[Start of section]
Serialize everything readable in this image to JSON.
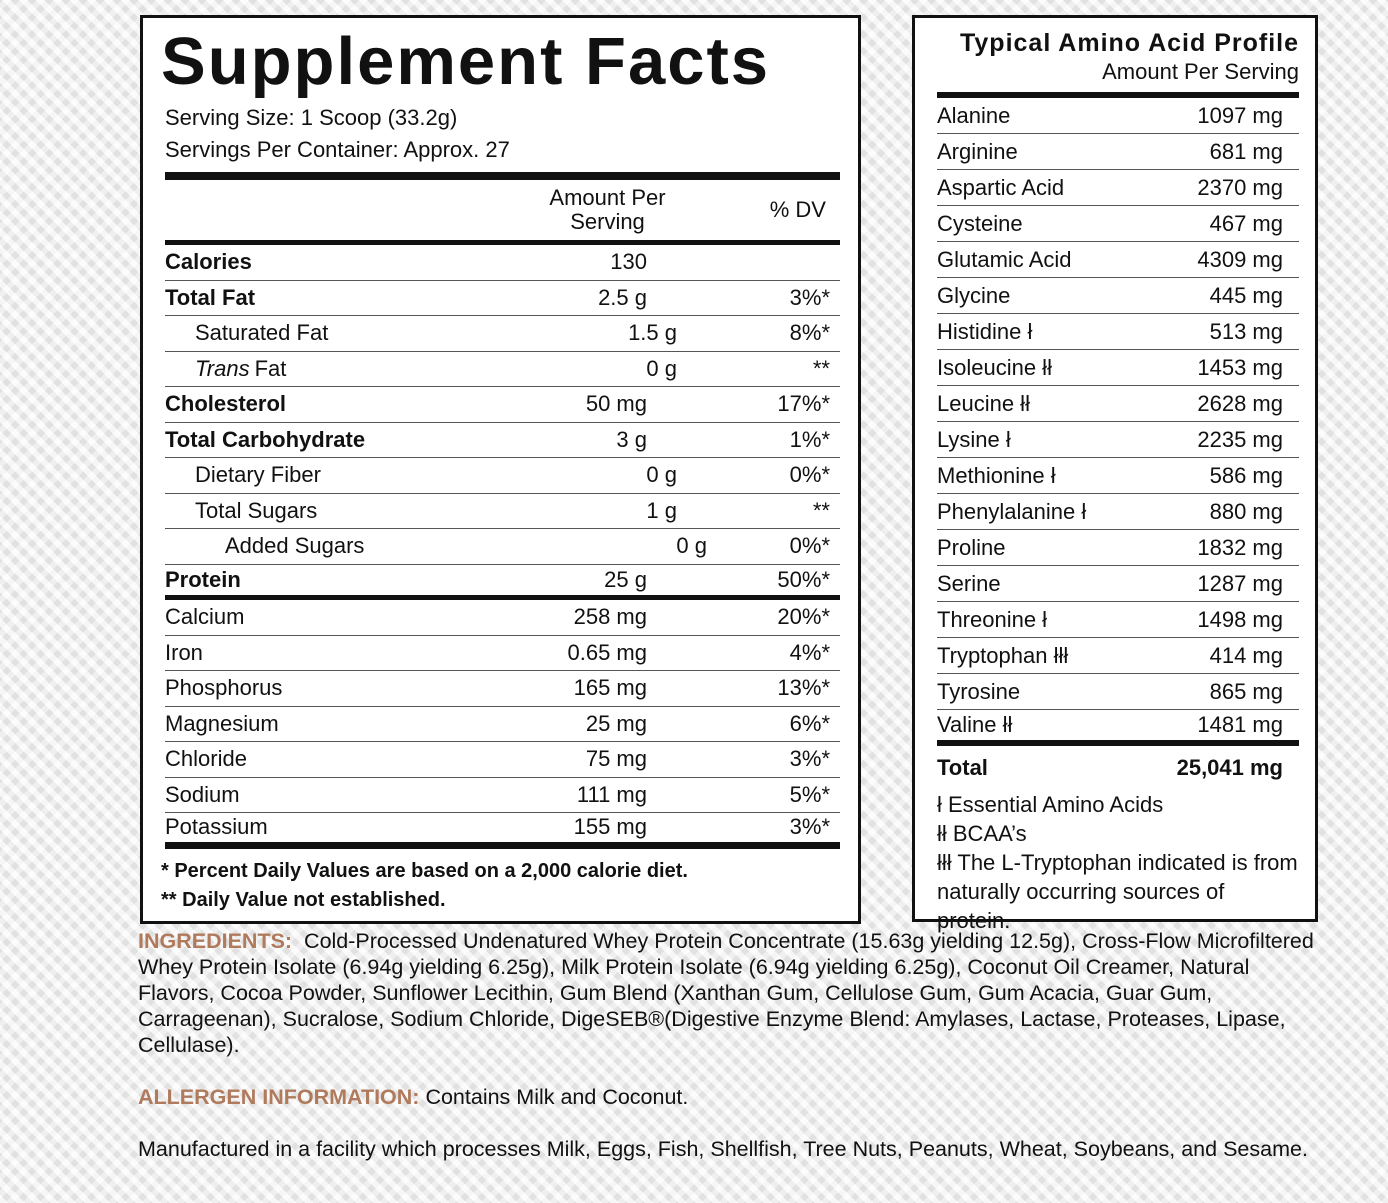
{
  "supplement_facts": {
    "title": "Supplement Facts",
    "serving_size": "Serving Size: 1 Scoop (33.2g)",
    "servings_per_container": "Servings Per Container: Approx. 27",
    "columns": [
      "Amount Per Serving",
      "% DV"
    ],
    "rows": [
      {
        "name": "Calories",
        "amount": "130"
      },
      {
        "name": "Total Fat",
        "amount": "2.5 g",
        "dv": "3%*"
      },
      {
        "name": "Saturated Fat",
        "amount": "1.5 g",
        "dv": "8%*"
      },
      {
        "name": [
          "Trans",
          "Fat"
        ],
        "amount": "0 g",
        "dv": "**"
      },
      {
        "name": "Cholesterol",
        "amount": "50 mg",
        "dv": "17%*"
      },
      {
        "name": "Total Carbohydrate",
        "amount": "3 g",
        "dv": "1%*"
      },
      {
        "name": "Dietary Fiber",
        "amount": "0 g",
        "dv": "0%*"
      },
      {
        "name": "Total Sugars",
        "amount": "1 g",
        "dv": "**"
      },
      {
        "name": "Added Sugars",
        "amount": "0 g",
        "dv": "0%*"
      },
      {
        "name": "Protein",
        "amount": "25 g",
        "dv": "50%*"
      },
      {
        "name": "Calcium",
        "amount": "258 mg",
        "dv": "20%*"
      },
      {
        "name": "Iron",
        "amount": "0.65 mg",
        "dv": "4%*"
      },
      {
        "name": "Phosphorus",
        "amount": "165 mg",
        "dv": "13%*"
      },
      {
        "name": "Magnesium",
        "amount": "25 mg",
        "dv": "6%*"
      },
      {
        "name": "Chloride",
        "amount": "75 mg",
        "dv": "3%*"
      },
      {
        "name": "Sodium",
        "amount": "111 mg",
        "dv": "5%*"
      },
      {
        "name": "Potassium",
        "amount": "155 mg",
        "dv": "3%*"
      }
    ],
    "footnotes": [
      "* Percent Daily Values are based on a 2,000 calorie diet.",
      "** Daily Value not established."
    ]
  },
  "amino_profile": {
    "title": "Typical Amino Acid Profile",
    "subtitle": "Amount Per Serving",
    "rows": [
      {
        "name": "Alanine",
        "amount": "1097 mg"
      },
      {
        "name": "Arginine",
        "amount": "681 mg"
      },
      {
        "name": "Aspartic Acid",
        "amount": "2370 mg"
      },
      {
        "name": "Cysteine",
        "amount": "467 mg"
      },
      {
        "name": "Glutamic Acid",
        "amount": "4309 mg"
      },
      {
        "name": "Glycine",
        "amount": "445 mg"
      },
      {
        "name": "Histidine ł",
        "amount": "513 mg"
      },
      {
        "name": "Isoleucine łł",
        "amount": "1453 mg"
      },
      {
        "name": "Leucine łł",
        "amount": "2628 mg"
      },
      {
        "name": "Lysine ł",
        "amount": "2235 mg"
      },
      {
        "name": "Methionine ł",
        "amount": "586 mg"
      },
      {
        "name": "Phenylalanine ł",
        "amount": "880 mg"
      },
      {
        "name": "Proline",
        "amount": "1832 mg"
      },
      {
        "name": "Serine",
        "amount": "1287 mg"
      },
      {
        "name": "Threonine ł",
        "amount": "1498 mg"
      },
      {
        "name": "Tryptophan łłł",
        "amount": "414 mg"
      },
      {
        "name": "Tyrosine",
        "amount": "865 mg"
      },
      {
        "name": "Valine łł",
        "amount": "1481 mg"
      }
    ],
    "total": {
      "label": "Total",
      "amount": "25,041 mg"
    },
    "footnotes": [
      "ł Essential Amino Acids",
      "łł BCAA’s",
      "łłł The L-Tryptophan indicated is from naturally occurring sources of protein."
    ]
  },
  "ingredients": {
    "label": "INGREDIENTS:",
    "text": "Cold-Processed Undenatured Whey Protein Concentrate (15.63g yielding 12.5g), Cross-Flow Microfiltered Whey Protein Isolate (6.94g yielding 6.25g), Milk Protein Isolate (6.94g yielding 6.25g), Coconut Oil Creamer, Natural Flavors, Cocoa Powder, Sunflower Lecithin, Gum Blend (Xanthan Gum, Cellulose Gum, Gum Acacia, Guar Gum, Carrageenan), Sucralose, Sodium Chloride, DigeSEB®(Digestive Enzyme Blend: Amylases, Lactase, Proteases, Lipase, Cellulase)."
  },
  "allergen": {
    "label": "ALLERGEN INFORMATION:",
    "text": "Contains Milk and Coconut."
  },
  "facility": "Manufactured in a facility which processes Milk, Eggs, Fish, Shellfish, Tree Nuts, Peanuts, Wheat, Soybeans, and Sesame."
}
[End of section]
[Start of section]
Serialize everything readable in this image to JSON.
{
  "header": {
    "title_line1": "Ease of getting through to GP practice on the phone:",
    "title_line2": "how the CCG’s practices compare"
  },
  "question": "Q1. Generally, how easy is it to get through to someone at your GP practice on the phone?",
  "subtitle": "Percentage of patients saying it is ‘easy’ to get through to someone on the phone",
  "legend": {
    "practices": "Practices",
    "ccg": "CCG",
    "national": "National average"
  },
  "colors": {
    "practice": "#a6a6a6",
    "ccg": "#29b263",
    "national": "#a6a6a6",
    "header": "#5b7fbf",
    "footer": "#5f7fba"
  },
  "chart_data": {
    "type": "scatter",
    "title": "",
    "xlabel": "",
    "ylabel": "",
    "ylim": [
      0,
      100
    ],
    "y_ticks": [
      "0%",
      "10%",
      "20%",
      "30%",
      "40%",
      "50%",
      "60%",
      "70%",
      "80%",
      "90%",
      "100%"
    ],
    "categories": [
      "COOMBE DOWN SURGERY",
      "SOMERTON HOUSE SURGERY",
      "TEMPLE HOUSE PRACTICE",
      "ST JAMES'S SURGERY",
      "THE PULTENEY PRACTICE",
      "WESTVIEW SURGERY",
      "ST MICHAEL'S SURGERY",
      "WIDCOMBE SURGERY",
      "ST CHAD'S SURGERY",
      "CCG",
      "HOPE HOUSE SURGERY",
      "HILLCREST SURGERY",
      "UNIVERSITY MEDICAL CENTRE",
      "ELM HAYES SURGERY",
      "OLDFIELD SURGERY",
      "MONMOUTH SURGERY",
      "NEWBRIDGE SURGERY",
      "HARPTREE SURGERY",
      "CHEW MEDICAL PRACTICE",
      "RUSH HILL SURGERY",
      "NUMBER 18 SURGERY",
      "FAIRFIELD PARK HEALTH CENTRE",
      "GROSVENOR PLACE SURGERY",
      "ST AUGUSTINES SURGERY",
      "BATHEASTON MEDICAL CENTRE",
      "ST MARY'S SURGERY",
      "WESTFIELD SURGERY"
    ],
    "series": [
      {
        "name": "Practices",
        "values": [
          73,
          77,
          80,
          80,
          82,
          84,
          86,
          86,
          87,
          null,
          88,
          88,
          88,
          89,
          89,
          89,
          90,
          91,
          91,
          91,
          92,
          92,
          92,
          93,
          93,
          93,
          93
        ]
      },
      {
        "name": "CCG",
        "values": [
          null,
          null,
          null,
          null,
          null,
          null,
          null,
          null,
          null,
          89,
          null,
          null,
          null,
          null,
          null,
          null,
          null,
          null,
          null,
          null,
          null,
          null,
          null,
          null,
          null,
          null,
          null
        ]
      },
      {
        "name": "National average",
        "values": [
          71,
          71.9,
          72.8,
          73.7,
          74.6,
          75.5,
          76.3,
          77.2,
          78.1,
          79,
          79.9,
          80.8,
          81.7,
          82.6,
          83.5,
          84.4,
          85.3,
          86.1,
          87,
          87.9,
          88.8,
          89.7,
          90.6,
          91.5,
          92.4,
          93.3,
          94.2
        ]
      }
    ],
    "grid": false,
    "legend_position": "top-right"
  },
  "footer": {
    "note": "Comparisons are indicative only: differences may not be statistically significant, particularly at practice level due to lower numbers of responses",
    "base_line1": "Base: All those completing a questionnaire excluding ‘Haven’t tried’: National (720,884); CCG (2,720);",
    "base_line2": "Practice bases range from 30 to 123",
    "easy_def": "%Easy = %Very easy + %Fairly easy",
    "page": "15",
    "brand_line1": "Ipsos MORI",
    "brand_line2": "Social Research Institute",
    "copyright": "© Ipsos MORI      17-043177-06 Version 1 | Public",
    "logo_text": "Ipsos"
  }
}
[End of section]
> **Task to complete**
Establish how many lines of the entries hold the word "Ipsos", giving nothing but the number.

> **Task result**
3